(Stored data)
_ _ _ _ _

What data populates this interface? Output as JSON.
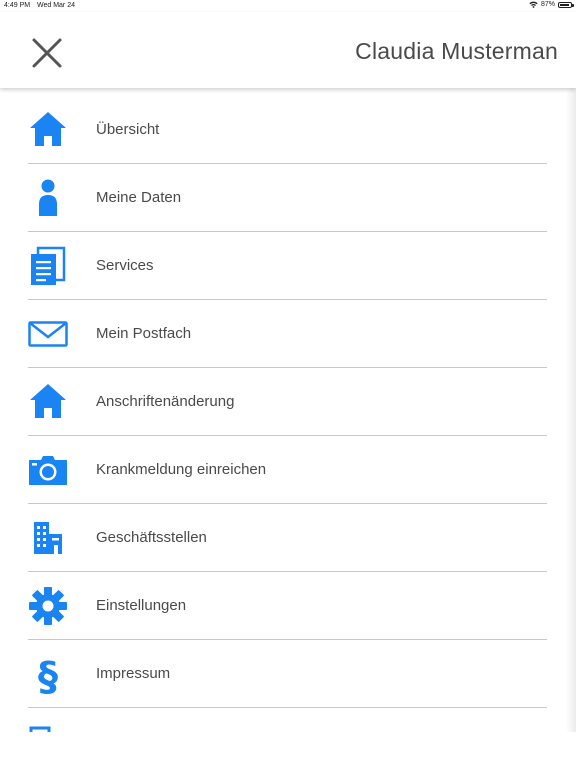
{
  "status_bar": {
    "time": "4:49 PM",
    "date": "Wed Mar 24",
    "battery": "87%",
    "battery_level": 0.87
  },
  "header": {
    "title": "Claudia Musterman",
    "close_icon": "close-icon"
  },
  "colors": {
    "accent": "#1a84f2",
    "text": "#4a4a4a",
    "divider": "#c9c9c9"
  },
  "menu": {
    "items": [
      {
        "label": "Übersicht",
        "icon": "home-icon"
      },
      {
        "label": "Meine Daten",
        "icon": "person-icon"
      },
      {
        "label": "Services",
        "icon": "documents-icon"
      },
      {
        "label": "Mein Postfach",
        "icon": "mail-icon"
      },
      {
        "label": "Anschriftenänderung",
        "icon": "home-icon"
      },
      {
        "label": "Krankmeldung einreichen",
        "icon": "camera-icon"
      },
      {
        "label": "Geschäftsstellen",
        "icon": "building-icon"
      },
      {
        "label": "Einstellungen",
        "icon": "gear-icon"
      },
      {
        "label": "Impressum",
        "icon": "paragraph-icon"
      },
      {
        "label": "",
        "icon": "logout-icon"
      }
    ]
  }
}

_ _ _ _ _

> [What to do]:
Select every line in the material above where the string "label" occurs, and copy it.

> [Response to this task]:
        "label": "Übersicht",
        "label": "Meine Daten",
        "label": "Services",
        "label": "Mein Postfach",
        "label": "Anschriftenänderung",
        "label": "Krankmeldung einreichen",
        "label": "Geschäftsstellen",
        "label": "Einstellungen",
        "label": "Impressum",
        "label": "",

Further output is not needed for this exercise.